_SHORT TASK_
Drop all images and give the records again exactly.

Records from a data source
----
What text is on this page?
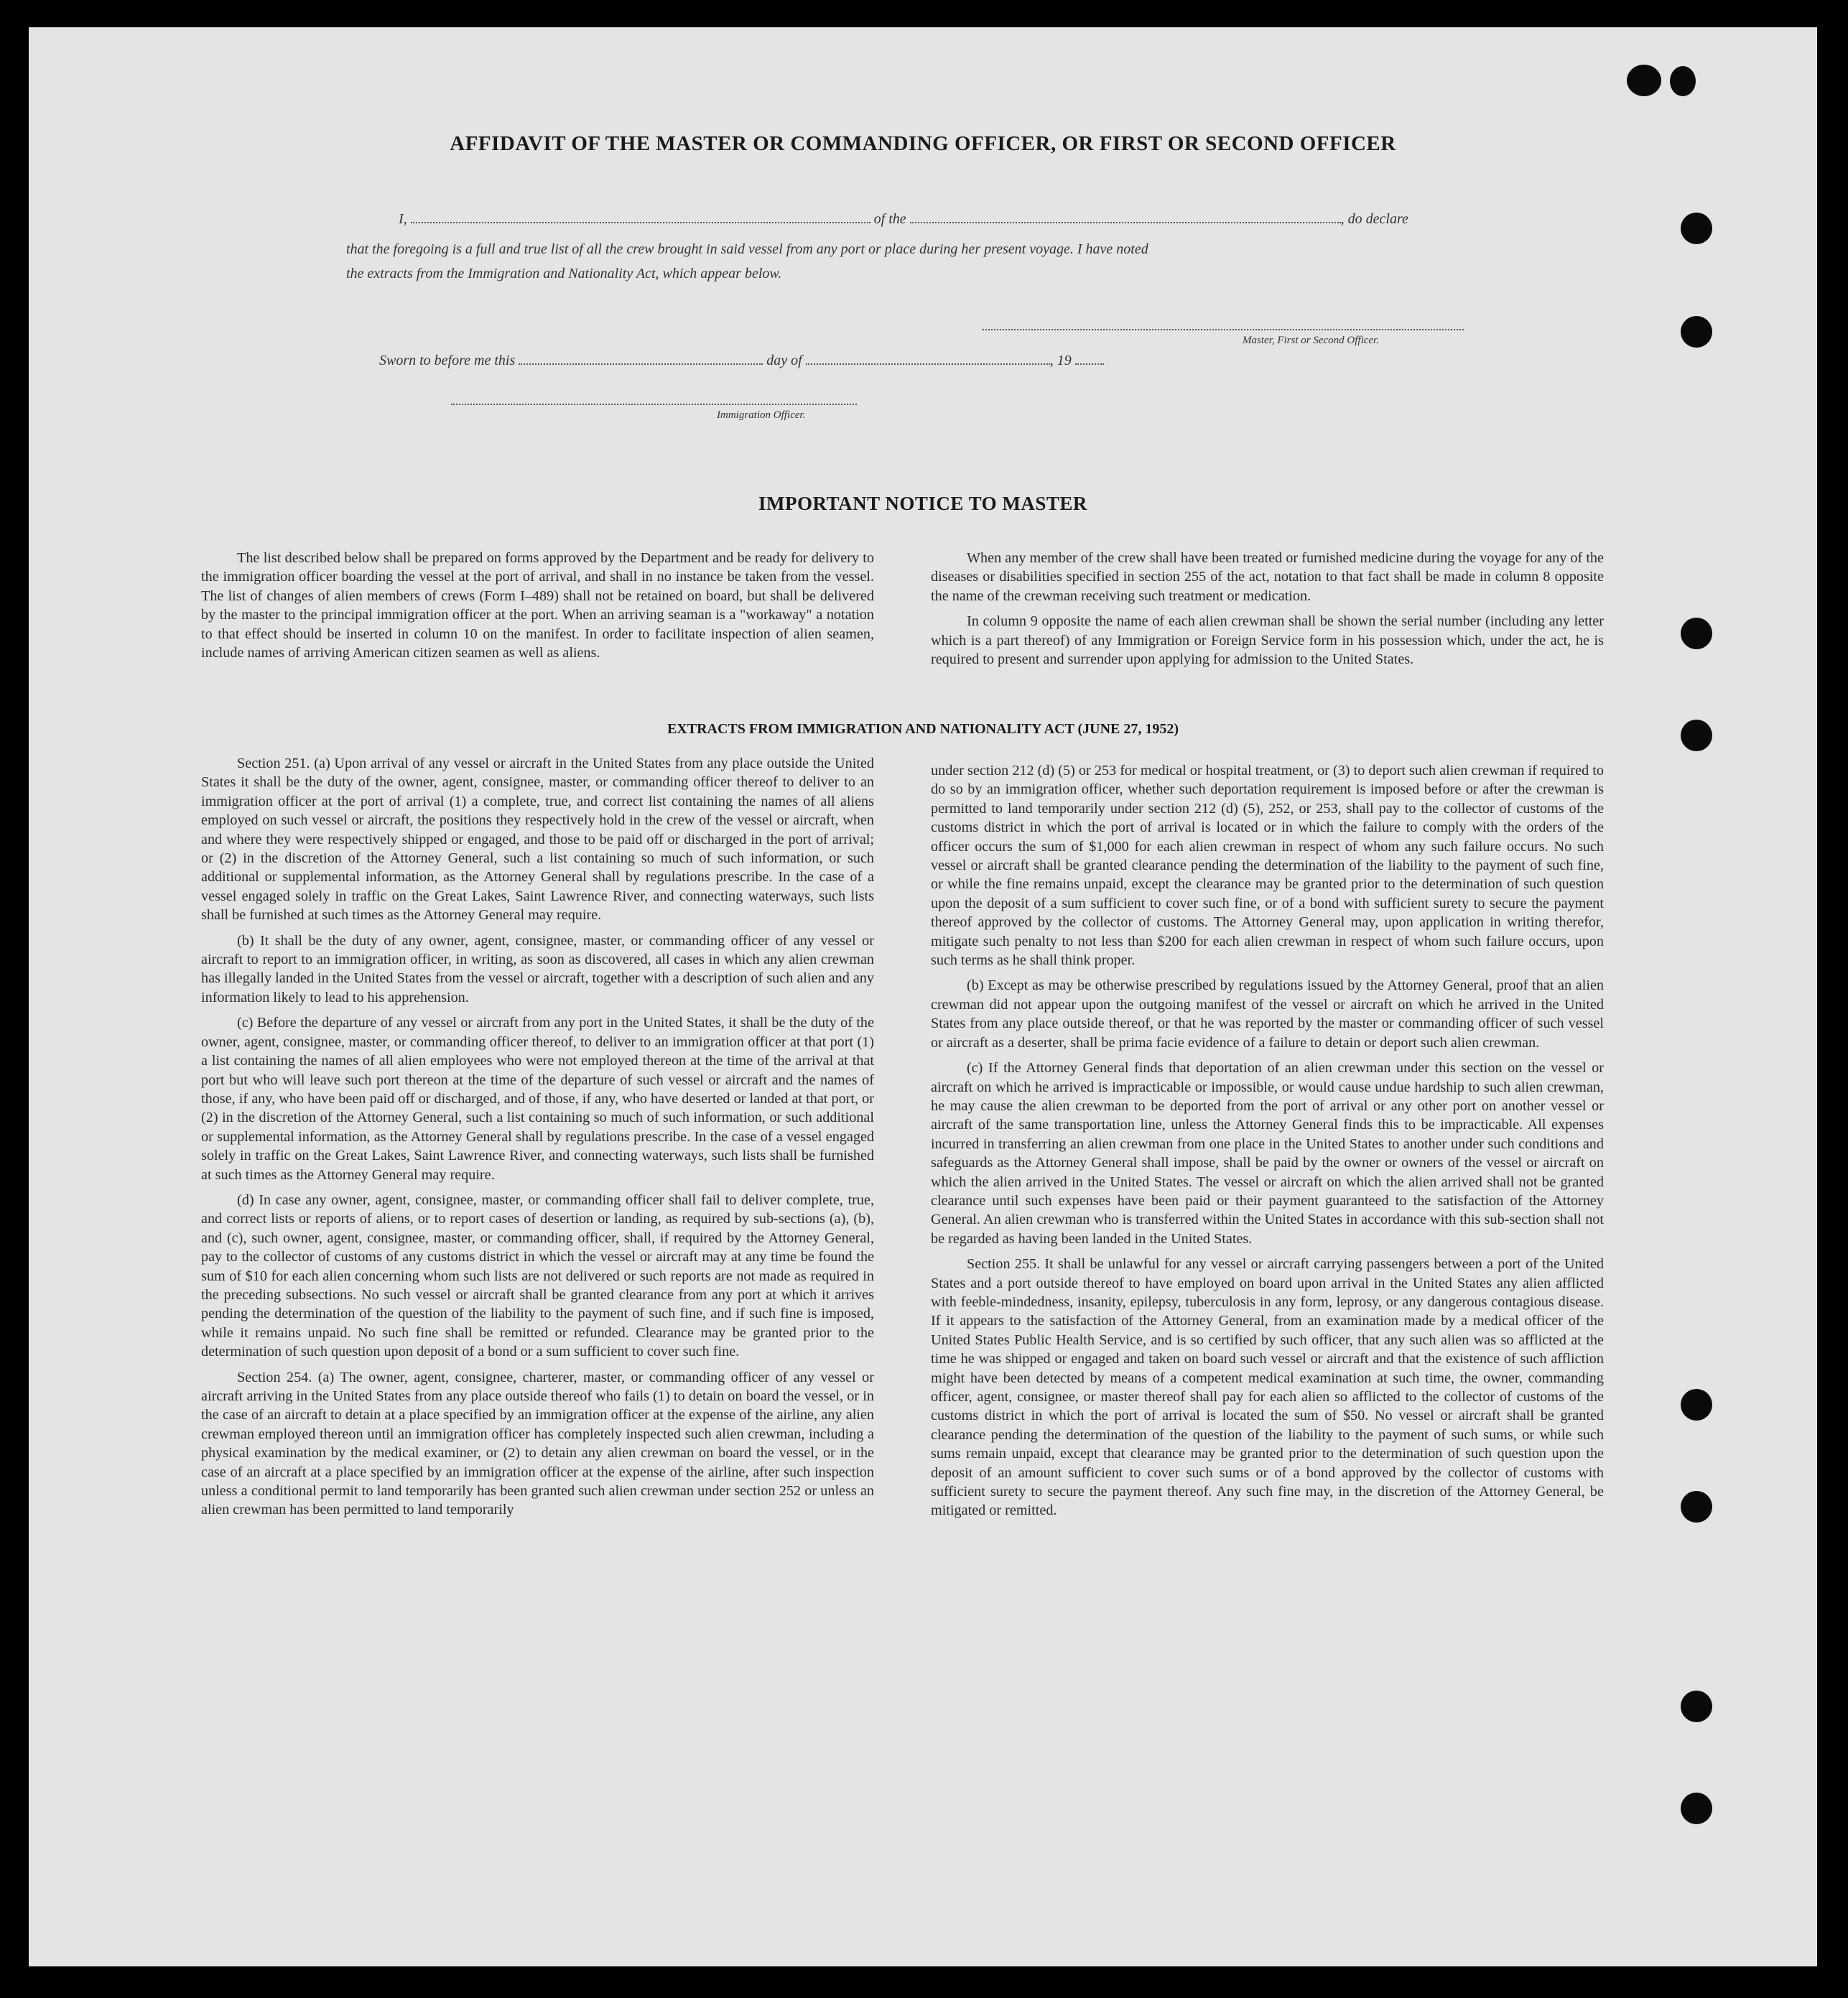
AFFIDAVIT OF THE MASTER OR COMMANDING OFFICER, OR FIRST OR SECOND OFFICER
I,	of the	, do declare
that the foregoing is a full and true list of all the crew brought in said vessel from any port or place during her present voyage. I have noted
the extracts from the Immigration and Nationality Act, which appear below.
Master, First or Second Officer.
Sworn to before me this	day of	, 19
Immigration Officer.
IMPORTANT NOTICE TO MASTER

The list described below shall be prepared on forms approved by the Department and be ready for delivery to the immigration officer boarding the vessel at the port of arrival, and shall in no instance be taken from the vessel. The list of changes of alien members of crews (Form I–489) shall not be retained on board, but shall be delivered by the master to the principal immigration officer at the port. When an arriving seaman is a "workaway" a notation to that effect should be inserted in column 10 on the manifest. In order to facilitate inspection of alien seamen, include names of arriving American citizen seamen as well as aliens.

When any member of the crew shall have been treated or furnished medicine during the voyage for any of the diseases or disabilities specified in section 255 of the act, notation to that fact shall be made in column 8 opposite the name of the crewman receiving such treatment or medication.

In column 9 opposite the name of each alien crewman shall be shown the serial number (including any letter which is a part thereof) of any Immigration or Foreign Service form in his possession which, under the act, he is required to present and surrender upon applying for admission to the United States.

EXTRACTS FROM IMMIGRATION AND NATIONALITY ACT (JUNE 27, 1952)

Section 251. (a) Upon arrival of any vessel or aircraft in the United States from any place outside the United States it shall be the duty of the owner, agent, consignee, master, or commanding officer thereof to deliver to an immigration officer at the port of arrival (1) a complete, true, and correct list containing the names of all aliens employed on such vessel or aircraft, the positions they respectively hold in the crew of the vessel or aircraft, when and where they were respectively shipped or engaged, and those to be paid off or discharged in the port of arrival; or (2) in the discretion of the Attorney General, such a list containing so much of such information, or such additional or supplemental information, as the Attorney General shall by regulations prescribe. In the case of a vessel engaged solely in traffic on the Great Lakes, Saint Lawrence River, and connecting waterways, such lists shall be furnished at such times as the Attorney General may require.

(b) It shall be the duty of any owner, agent, consignee, master, or commanding officer of any vessel or aircraft to report to an immigration officer, in writing, as soon as discovered, all cases in which any alien crewman has illegally landed in the United States from the vessel or aircraft, together with a description of such alien and any information likely to lead to his apprehension.

(c) Before the departure of any vessel or aircraft from any port in the United States, it shall be the duty of the owner, agent, consignee, master, or commanding officer thereof, to deliver to an immigration officer at that port (1) a list containing the names of all alien employees who were not employed thereon at the time of the arrival at that port but who will leave such port thereon at the time of the departure of such vessel or aircraft and the names of those, if any, who have been paid off or discharged, and of those, if any, who have deserted or landed at that port, or (2) in the discretion of the Attorney General, such a list containing so much of such information, or such additional or supplemental information, as the Attorney General shall by regulations prescribe. In the case of a vessel engaged solely in traffic on the Great Lakes, Saint Lawrence River, and connecting waterways, such lists shall be furnished at such times as the Attorney General may require.

(d) In case any owner, agent, consignee, master, or commanding officer shall fail to deliver complete, true, and correct lists or reports of aliens, or to report cases of desertion or landing, as required by sub-sections (a), (b), and (c), such owner, agent, consignee, master, or commanding officer, shall, if required by the Attorney General, pay to the collector of customs of any customs district in which the vessel or aircraft may at any time be found the sum of $10 for each alien concerning whom such lists are not delivered or such reports are not made as required in the preceding subsections. No such vessel or aircraft shall be granted clearance from any port at which it arrives pending the determination of the question of the liability to the payment of such fine, and if such fine is imposed, while it remains unpaid. No such fine shall be remitted or refunded. Clearance may be granted prior to the determination of such question upon deposit of a bond or a sum sufficient to cover such fine.

Section 254. (a) The owner, agent, consignee, charterer, master, or commanding officer of any vessel or aircraft arriving in the United States from any place outside thereof who fails (1) to detain on board the vessel, or in the case of an aircraft to detain at a place specified by an immigration officer at the expense of the airline, any alien crewman employed thereon until an immigration officer has completely inspected such alien crewman, including a physical examination by the medical examiner, or (2) to detain any alien crewman on board the vessel, or in the case of an aircraft at a place specified by an immigration officer at the expense of the airline, after such inspection unless a conditional permit to land temporarily has been granted such alien crewman under section 252 or unless an alien crewman has been permitted to land temporarily

under section 212 (d) (5) or 253 for medical or hospital treatment, or (3) to deport such alien crewman if required to do so by an immigration officer, whether such deportation requirement is imposed before or after the crewman is permitted to land temporarily under section 212 (d) (5), 252, or 253, shall pay to the collector of customs of the customs district in which the port of arrival is located or in which the failure to comply with the orders of the officer occurs the sum of $1,000 for each alien crewman in respect of whom any such failure occurs. No such vessel or aircraft shall be granted clearance pending the determination of the liability to the payment of such fine, or while the fine remains unpaid, except the clearance may be granted prior to the determination of such question upon the deposit of a sum sufficient to cover such fine, or of a bond with sufficient surety to secure the payment thereof approved by the collector of customs. The Attorney General may, upon application in writing therefor, mitigate such penalty to not less than $200 for each alien crewman in respect of whom such failure occurs, upon such terms as he shall think proper.

(b) Except as may be otherwise prescribed by regulations issued by the Attorney General, proof that an alien crewman did not appear upon the outgoing manifest of the vessel or aircraft on which he arrived in the United States from any place outside thereof, or that he was reported by the master or commanding officer of such vessel or aircraft as a deserter, shall be prima facie evidence of a failure to detain or deport such alien crewman.

(c) If the Attorney General finds that deportation of an alien crewman under this section on the vessel or aircraft on which he arrived is impracticable or impossible, or would cause undue hardship to such alien crewman, he may cause the alien crewman to be deported from the port of arrival or any other port on another vessel or aircraft of the same transportation line, unless the Attorney General finds this to be impracticable. All expenses incurred in transferring an alien crewman from one place in the United States to another under such conditions and safeguards as the Attorney General shall impose, shall be paid by the owner or owners of the vessel or aircraft on which the alien arrived in the United States. The vessel or aircraft on which the alien arrived shall not be granted clearance until such expenses have been paid or their payment guaranteed to the satisfaction of the Attorney General. An alien crewman who is transferred within the United States in accordance with this sub-section shall not be regarded as having been landed in the United States.

Section 255. It shall be unlawful for any vessel or aircraft carrying passengers between a port of the United States and a port outside thereof to have employed on board upon arrival in the United States any alien afflicted with feeble-mindedness, insanity, epilepsy, tuberculosis in any form, leprosy, or any dangerous contagious disease. If it appears to the satisfaction of the Attorney General, from an examination made by a medical officer of the United States Public Health Service, and is so certified by such officer, that any such alien was so afflicted at the time he was shipped or engaged and taken on board such vessel or aircraft and that the existence of such affliction might have been detected by means of a competent medical examination at such time, the owner, commanding officer, agent, consignee, or master thereof shall pay for each alien so afflicted to the collector of customs of the customs district in which the port of arrival is located the sum of $50. No vessel or aircraft shall be granted clearance pending the determination of the question of the liability to the payment of such sums, or while such sums remain unpaid, except that clearance may be granted prior to the determination of such question upon the deposit of an amount sufficient to cover such sums or of a bond approved by the collector of customs with sufficient surety to secure the payment thereof. Any such fine may, in the discretion of the Attorney General, be mitigated or remitted.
----
_EXERCISE RESPONSE_
What text is on this page?
AFFIDAVIT OF THE MASTER OR COMMANDING OFFICER, OR FIRST OR SECOND OFFICER
I,	of the	, do declare
that the foregoing is a full and true list of all the crew brought in said vessel from any port or place during her present voyage. I have noted
the extracts from the Immigration and Nationality Act, which appear below.
Master, First or Second Officer.
Sworn to before me this	day of	, 19
Immigration Officer.
IMPORTANT NOTICE TO MASTER

The list described below shall be prepared on forms approved by the Department and be ready for delivery to the immigration officer boarding the vessel at the port of arrival, and shall in no instance be taken from the vessel. The list of changes of alien members of crews (Form I–489) shall not be retained on board, but shall be delivered by the master to the principal immigration officer at the port. When an arriving seaman is a "workaway" a notation to that effect should be inserted in column 10 on the manifest. In order to facilitate inspection of alien seamen, include names of arriving American citizen seamen as well as aliens.

When any member of the crew shall have been treated or furnished medicine during the voyage for any of the diseases or disabilities specified in section 255 of the act, notation to that fact shall be made in column 8 opposite the name of the crewman receiving such treatment or medication.

In column 9 opposite the name of each alien crewman shall be shown the serial number (including any letter which is a part thereof) of any Immigration or Foreign Service form in his possession which, under the act, he is required to present and surrender upon applying for admission to the United States.

EXTRACTS FROM IMMIGRATION AND NATIONALITY ACT (JUNE 27, 1952)

Section 251. (a) Upon arrival of any vessel or aircraft in the United States from any place outside the United States it shall be the duty of the owner, agent, consignee, master, or commanding officer thereof to deliver to an immigration officer at the port of arrival (1) a complete, true, and correct list containing the names of all aliens employed on such vessel or aircraft, the positions they respectively hold in the crew of the vessel or aircraft, when and where they were respectively shipped or engaged, and those to be paid off or discharged in the port of arrival; or (2) in the discretion of the Attorney General, such a list containing so much of such information, or such additional or supplemental information, as the Attorney General shall by regulations prescribe. In the case of a vessel engaged solely in traffic on the Great Lakes, Saint Lawrence River, and connecting waterways, such lists shall be furnished at such times as the Attorney General may require.

(b) It shall be the duty of any owner, agent, consignee, master, or commanding officer of any vessel or aircraft to report to an immigration officer, in writing, as soon as discovered, all cases in which any alien crewman has illegally landed in the United States from the vessel or aircraft, together with a description of such alien and any information likely to lead to his apprehension.

(c) Before the departure of any vessel or aircraft from any port in the United States, it shall be the duty of the owner, agent, consignee, master, or commanding officer thereof, to deliver to an immigration officer at that port (1) a list containing the names of all alien employees who were not employed thereon at the time of the arrival at that port but who will leave such port thereon at the time of the departure of such vessel or aircraft and the names of those, if any, who have been paid off or discharged, and of those, if any, who have deserted or landed at that port, or (2) in the discretion of the Attorney General, such a list containing so much of such information, or such additional or supplemental information, as the Attorney General shall by regulations prescribe. In the case of a vessel engaged solely in traffic on the Great Lakes, Saint Lawrence River, and connecting waterways, such lists shall be furnished at such times as the Attorney General may require.

(d) In case any owner, agent, consignee, master, or commanding officer shall fail to deliver complete, true, and correct lists or reports of aliens, or to report cases of desertion or landing, as required by sub-sections (a), (b), and (c), such owner, agent, consignee, master, or commanding officer, shall, if required by the Attorney General, pay to the collector of customs of any customs district in which the vessel or aircraft may at any time be found the sum of $10 for each alien concerning whom such lists are not delivered or such reports are not made as required in the preceding subsections. No such vessel or aircraft shall be granted clearance from any port at which it arrives pending the determination of the question of the liability to the payment of such fine, and if such fine is imposed, while it remains unpaid. No such fine shall be remitted or refunded. Clearance may be granted prior to the determination of such question upon deposit of a bond or a sum sufficient to cover such fine.

Section 254. (a) The owner, agent, consignee, charterer, master, or commanding officer of any vessel or aircraft arriving in the United States from any place outside thereof who fails (1) to detain on board the vessel, or in the case of an aircraft to detain at a place specified by an immigration officer at the expense of the airline, any alien crewman employed thereon until an immigration officer has completely inspected such alien crewman, including a physical examination by the medical examiner, or (2) to detain any alien crewman on board the vessel, or in the case of an aircraft at a place specified by an immigration officer at the expense of the airline, after such inspection unless a conditional permit to land temporarily has been granted such alien crewman under section 252 or unless an alien crewman has been permitted to land temporarily

under section 212 (d) (5) or 253 for medical or hospital treatment, or (3) to deport such alien crewman if required to do so by an immigration officer, whether such deportation requirement is imposed before or after the crewman is permitted to land temporarily under section 212 (d) (5), 252, or 253, shall pay to the collector of customs of the customs district in which the port of arrival is located or in which the failure to comply with the orders of the officer occurs the sum of $1,000 for each alien crewman in respect of whom any such failure occurs. No such vessel or aircraft shall be granted clearance pending the determination of the liability to the payment of such fine, or while the fine remains unpaid, except the clearance may be granted prior to the determination of such question upon the deposit of a sum sufficient to cover such fine, or of a bond with sufficient surety to secure the payment thereof approved by the collector of customs. The Attorney General may, upon application in writing therefor, mitigate such penalty to not less than $200 for each alien crewman in respect of whom such failure occurs, upon such terms as he shall think proper.

(b) Except as may be otherwise prescribed by regulations issued by the Attorney General, proof that an alien crewman did not appear upon the outgoing manifest of the vessel or aircraft on which he arrived in the United States from any place outside thereof, or that he was reported by the master or commanding officer of such vessel or aircraft as a deserter, shall be prima facie evidence of a failure to detain or deport such alien crewman.

(c) If the Attorney General finds that deportation of an alien crewman under this section on the vessel or aircraft on which he arrived is impracticable or impossible, or would cause undue hardship to such alien crewman, he may cause the alien crewman to be deported from the port of arrival or any other port on another vessel or aircraft of the same transportation line, unless the Attorney General finds this to be impracticable. All expenses incurred in transferring an alien crewman from one place in the United States to another under such conditions and safeguards as the Attorney General shall impose, shall be paid by the owner or owners of the vessel or aircraft on which the alien arrived in the United States. The vessel or aircraft on which the alien arrived shall not be granted clearance until such expenses have been paid or their payment guaranteed to the satisfaction of the Attorney General. An alien crewman who is transferred within the United States in accordance with this sub-section shall not be regarded as having been landed in the United States.

Section 255. It shall be unlawful for any vessel or aircraft carrying passengers between a port of the United States and a port outside thereof to have employed on board upon arrival in the United States any alien afflicted with feeble-mindedness, insanity, epilepsy, tuberculosis in any form, leprosy, or any dangerous contagious disease. If it appears to the satisfaction of the Attorney General, from an examination made by a medical officer of the United States Public Health Service, and is so certified by such officer, that any such alien was so afflicted at the time he was shipped or engaged and taken on board such vessel or aircraft and that the existence of such affliction might have been detected by means of a competent medical examination at such time, the owner, commanding officer, agent, consignee, or master thereof shall pay for each alien so afflicted to the collector of customs of the customs district in which the port of arrival is located the sum of $50. No vessel or aircraft shall be granted clearance pending the determination of the question of the liability to the payment of such sums, or while such sums remain unpaid, except that clearance may be granted prior to the determination of such question upon the deposit of an amount sufficient to cover such sums or of a bond approved by the collector of customs with sufficient surety to secure the payment thereof. Any such fine may, in the discretion of the Attorney General, be mitigated or remitted.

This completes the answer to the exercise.